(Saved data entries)
————————

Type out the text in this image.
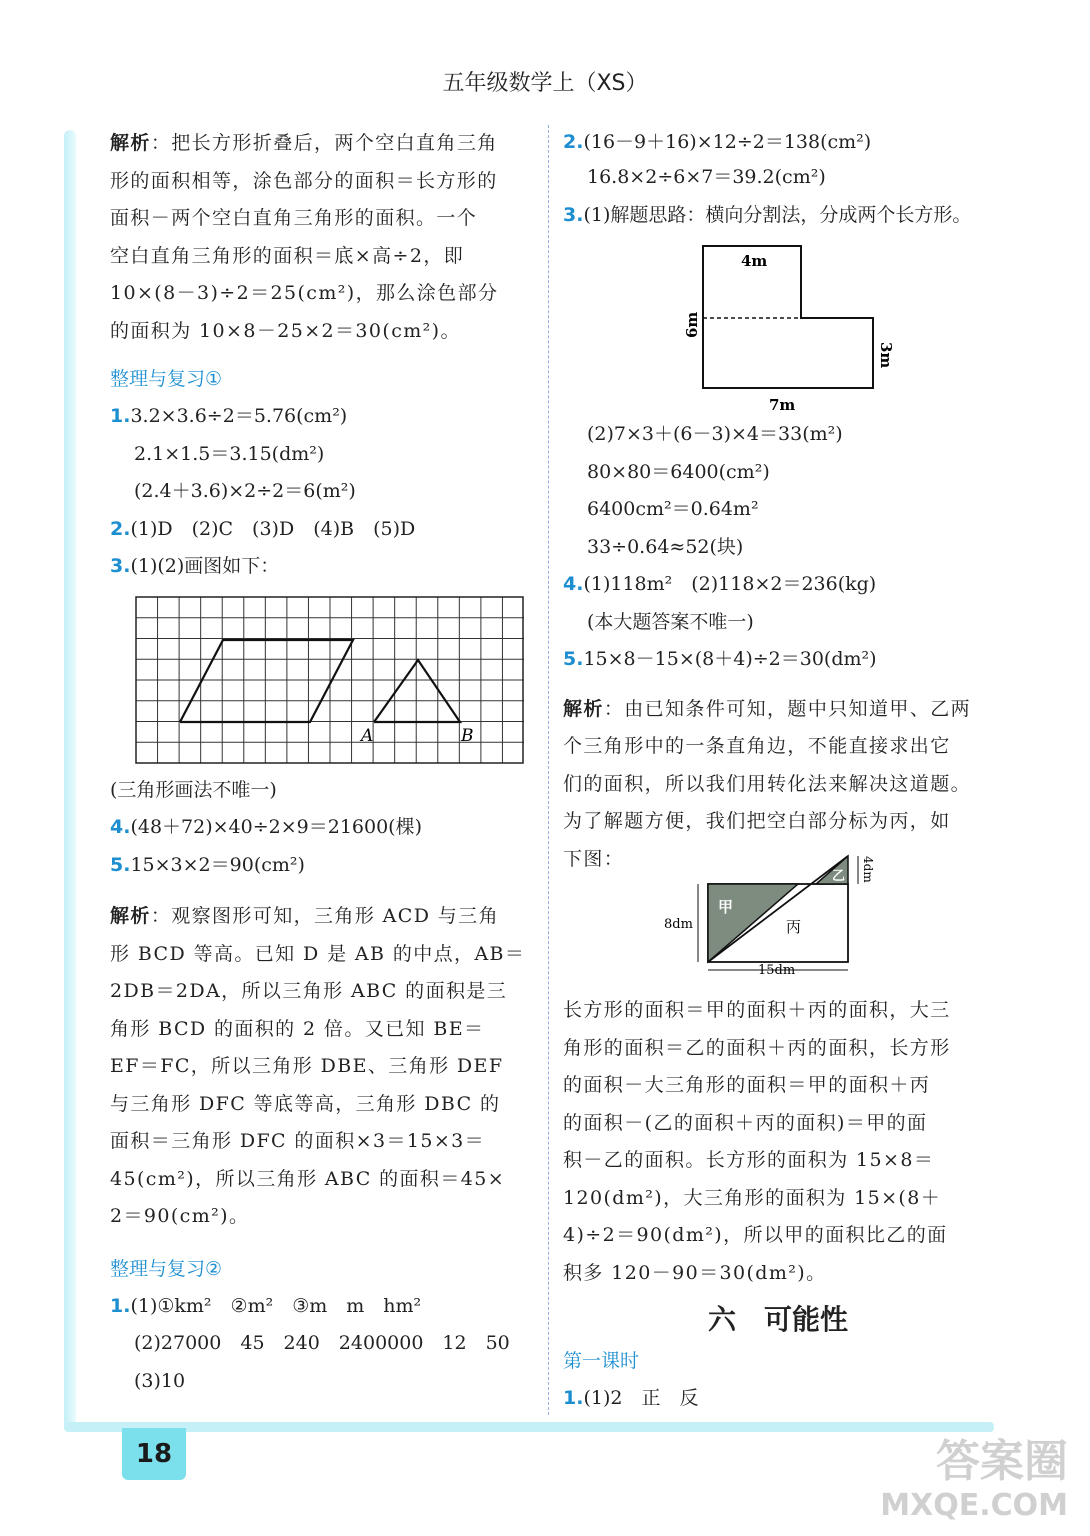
五年级数学上（XS）
解析：把长方形折叠后，两个空白直角三角
形的面积相等，涂色部分的面积＝长方形的
面积－两个空白直角三角形的面积。一个
空白直角三角形的面积＝底×高÷2，即
10×(8－3)÷2＝25(cm²)，那么涂色部分
的面积为 10×8－25×2＝30(cm²)。
整理与复习①
1.3.2×3.6÷2＝5.76(cm²)
2.1×1.5＝3.15(dm²)
(2.4＋3.6)×2÷2＝6(m²)
2.(1)D　(2)C　(3)D　(4)B　(5)D
3.(1)(2)画图如下：
A	B
(三角形画法不唯一)
4.(48＋72)×40÷2×9＝21600(棵)
5.15×3×2＝90(cm²)
解析：观察图形可知，三角形 ACD 与三角
形 BCD 等高。已知 D 是 AB 的中点，AB＝
2DB＝2DA，所以三角形 ABC 的面积是三
角形 BCD 的面积的 2 倍。又已知 BE＝
EF＝FC，所以三角形 DBE、三角形 DEF
与三角形 DFC 等底等高，三角形 DBC 的
面积＝三角形 DFC 的面积×3＝15×3＝
45(cm²)，所以三角形 ABC 的面积＝45×
2＝90(cm²)。
整理与复习②
1.(1)①km²　②m²　③m　m　hm²
(2)27000　45　240　2400000　12　50
(3)10
2.(16－9＋16)×12÷2＝138(cm²)
16.8×2÷6×7＝39.2(cm²)
3.(1)解题思路：横向分割法，分成两个长方形。
4m
6m
3m
7m
(2)7×3＋(6－3)×4＝33(m²)
80×80＝6400(cm²)
6400cm²＝0.64m²
33÷0.64≈52(块)
4.(1)118m²　(2)118×2＝236(kg)
(本大题答案不唯一)
5.15×8－15×(8＋4)÷2＝30(dm²)
解析：由已知条件可知，题中只知道甲、乙两
个三角形中的一条直角边，不能直接求出它
们的面积，所以我们用转化法来解决这道题。
为了解题方便，我们把空白部分标为丙，如
下图：
甲
乙
丙
8dm
15dm
4dm
长方形的面积＝甲的面积＋丙的面积，大三
角形的面积＝乙的面积＋丙的面积，长方形
的面积－大三角形的面积＝甲的面积＋丙
的面积－(乙的面积＋丙的面积)＝甲的面
积－乙的面积。长方形的面积为 15×8＝
120(dm²)，大三角形的面积为 15×(8＋
4)÷2＝90(dm²)，所以甲的面积比乙的面
积多 120－90＝30(dm²)。
六　可能性
第一课时
1.(1)2　正　反
18	答案圈
MXQE.COM
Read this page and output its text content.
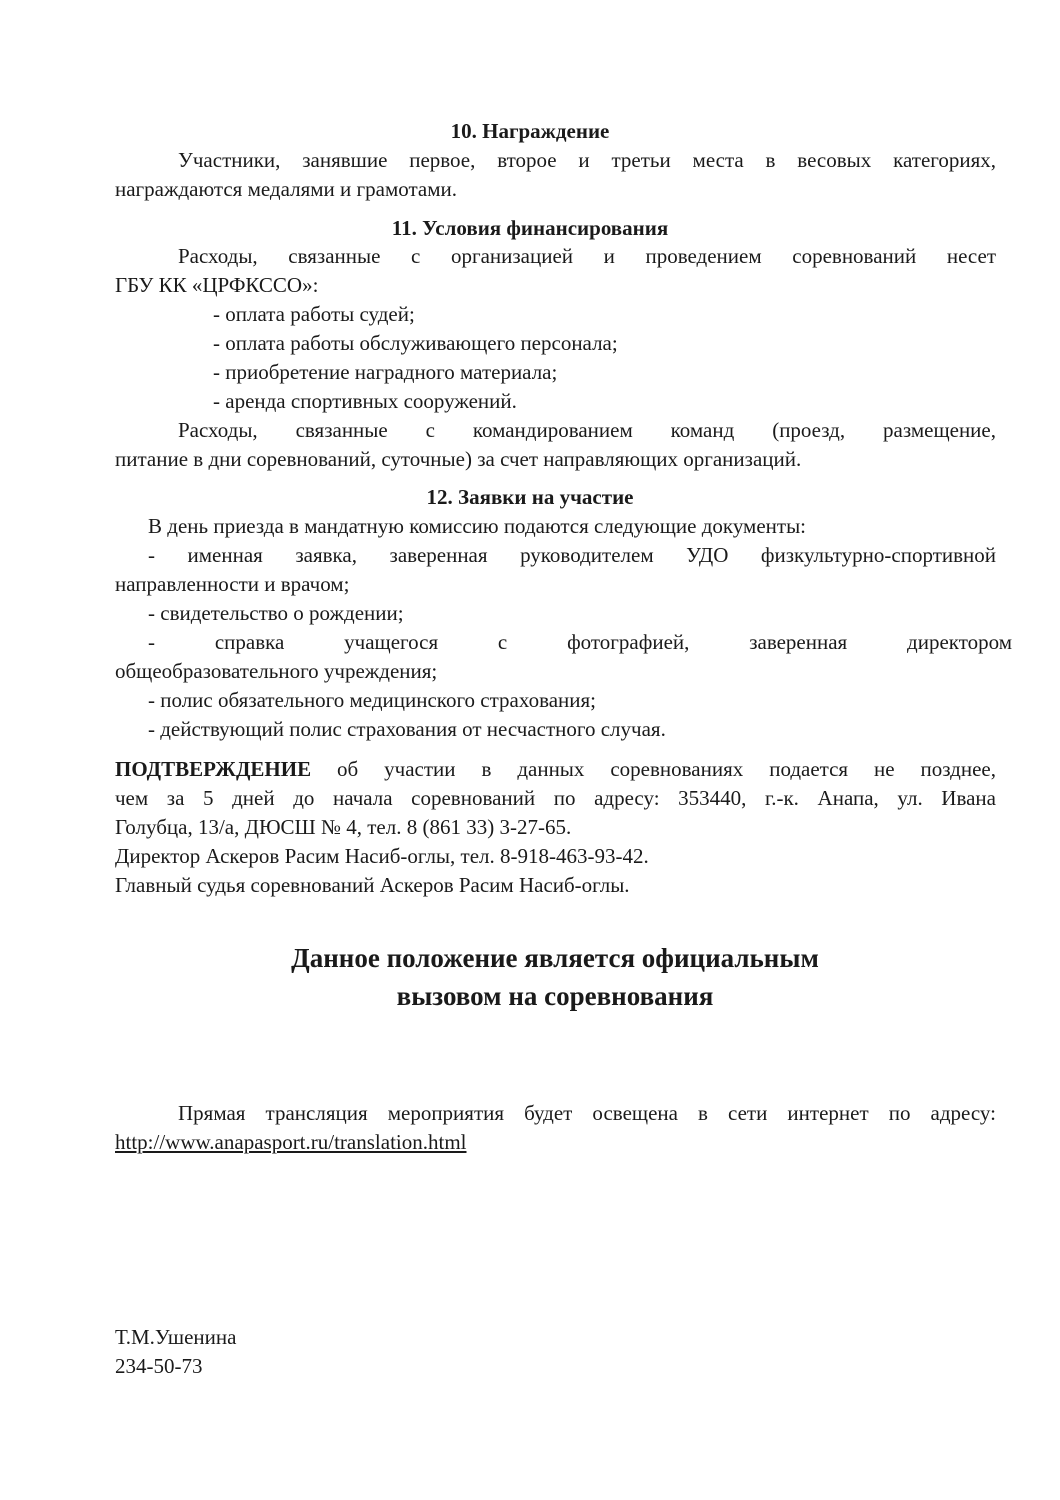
10. Награждение

Участники, занявшие первое, второе и третьи места в весовых категориях,

награждаются медалями и грамотами.

11. Условия финансирования

Расходы, связанные с организацией и проведением соревнований несет

ГБУ КК «ЦРФКССО»:

- оплата работы судей;

- оплата работы обслуживающего персонала;

- приобретение наградного материала;

- аренда спортивных сооружений.

Расходы, связанные с командированием команд (проезд, размещение,

питание в дни соревнований, суточные) за счет направляющих организаций.

12. Заявки на участие

В день приезда в мандатную комиссию подаются следующие документы:

- именная заявка, заверенная руководителем УДО физкультурно-спортивной

направленности и врачом;

- свидетельство о рождении;

- справка учащегося с фотографией, заверенная директором

общеобразовательного учреждения;

- полис обязательного медицинского страхования;

- действующий полис страхования от несчастного случая.

ПОДТВЕРЖДЕНИЕ об участии в данных соревнованиях подается не позднее,

чем за 5 дней до начала соревнований по адресу: 353440, г.-к. Анапа, ул. Ивана

Голубца, 13/а, ДЮСШ № 4, тел. 8 (861 33) 3-27-65.

Директор Аскеров Расим Насиб-оглы, тел. 8-918-463-93-42.

Главный судья соревнований Аскеров Расим Насиб-оглы.

Данное положение является официальным

вызовом на соревнования

Прямая трансляция мероприятия будет освещена в сети интернет по адресу:

http://www.anapasport.ru/translation.html

Т.М.Ушенина

234-50-73
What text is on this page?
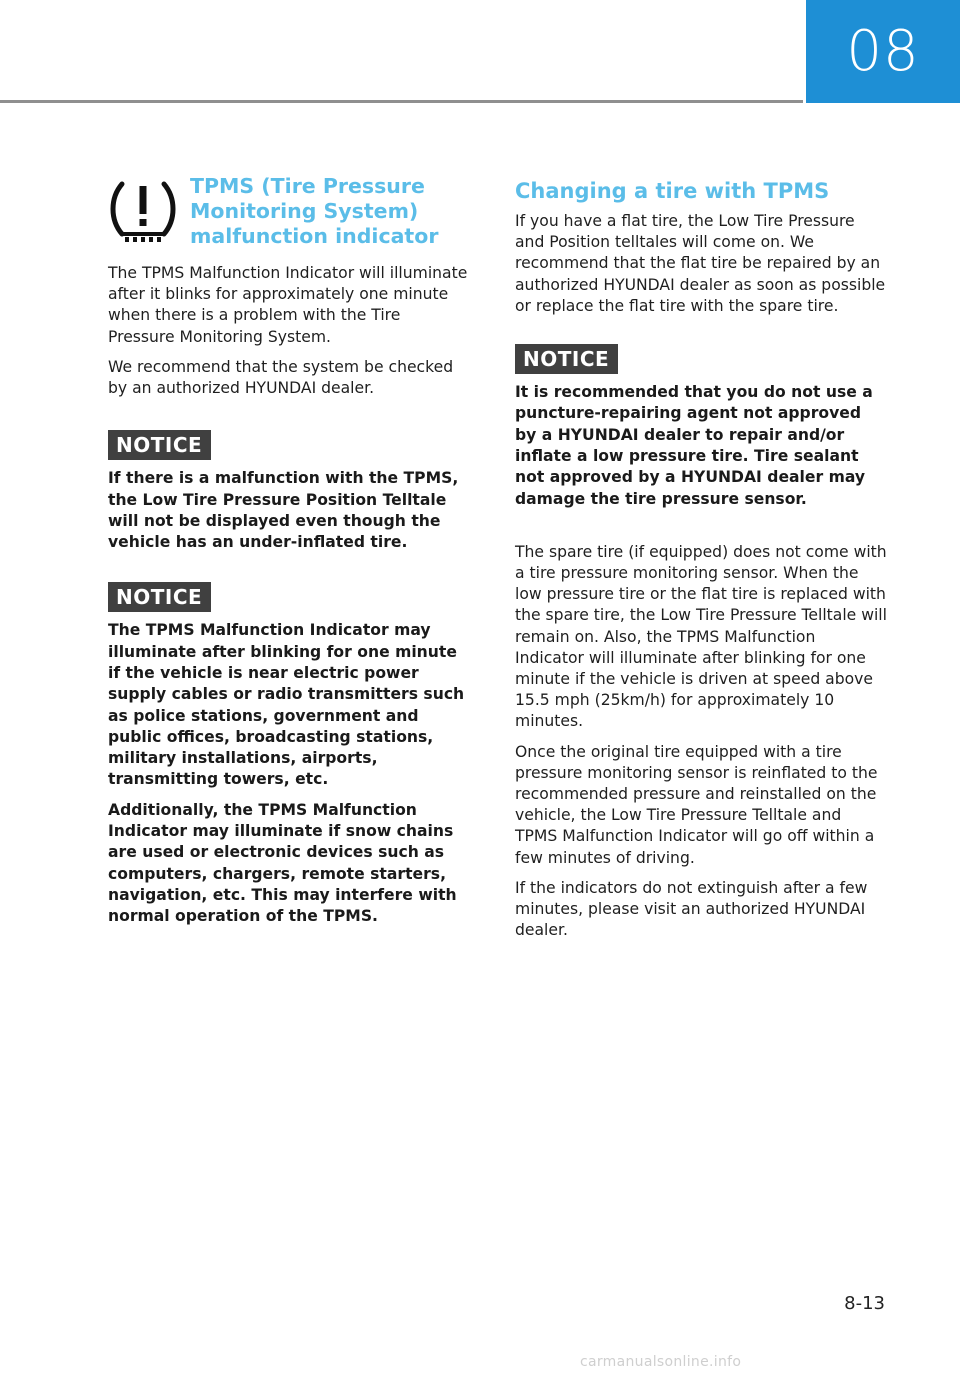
08
TPMS (Tire Pressure Monitoring System) malfunction indicator

The TPMS Malfunction Indicator will illuminate after it blinks for approximately one minute when there is a problem with the Tire Pressure Monitoring System.

We recommend that the system be checked by an authorized HYUNDAI dealer.

NOTICE

If there is a malfunction with the TPMS, the Low Tire Pressure Position Telltale will not be displayed even though the vehicle has an under-inflated tire.

NOTICE

The TPMS Malfunction Indicator may illuminate after blinking for one minute if the vehicle is near electric power supply cables or radio transmitters such as police stations, government and public offices, broadcasting stations, military installations, airports, transmitting towers, etc.

Additionally, the TPMS Malfunction Indicator may illuminate if snow chains are used or electronic devices such as computers, chargers, remote starters, navigation, etc. This may interfere with normal operation of the TPMS.

Changing a tire with TPMS

If you have a flat tire, the Low Tire Pressure and Position telltales will come on. We recommend that the flat tire be repaired by an authorized HYUNDAI dealer as soon as possible or replace the flat tire with the spare tire.

NOTICE

It is recommended that you do not use a puncture-repairing agent not approved by a HYUNDAI dealer to repair and/or inflate a low pressure tire. Tire sealant not approved by a HYUNDAI dealer may damage the tire pressure sensor.

The spare tire (if equipped) does not come with a tire pressure monitoring sensor. When the low pressure tire or the flat tire is replaced with the spare tire, the Low Tire Pressure Telltale will remain on. Also, the TPMS Malfunction Indicator will illuminate after blinking for one minute if the vehicle is driven at speed above 15.5 mph (25km/h) for approximately 10 minutes.

Once the original tire equipped with a tire pressure monitoring sensor is reinflated to the recommended pressure and reinstalled on the vehicle, the Low Tire Pressure Telltale and TPMS Malfunction Indicator will go off within a few minutes of driving.

If the indicators do not extinguish after a few minutes, please visit an authorized HYUNDAI dealer.

8-13
carmanualsonline.info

————————

■ **WHAT THIS TASK INVOLVES**:
Out of the material above, gather each line where "blinking" appears.

■ **COMPLETED EXERCISE**:
The TPMS Malfunction Indicator may illuminate after blinking for one minute if the vehicle is near electric power supply cables or radio transmitters such as police stations, government and public offices, broadcasting stations, military installations, airports, transmitting towers, etc.
The spare tire (if equipped) does not come with a tire pressure monitoring sensor. When the low pressure tire or the flat tire is replaced with the spare tire, the Low Tire Pressure Telltale will remain on. Also, the TPMS Malfunction Indicator will illuminate after blinking for one minute if the vehicle is driven at speed above 15.5 mph (25km/h) for approximately 10 minutes.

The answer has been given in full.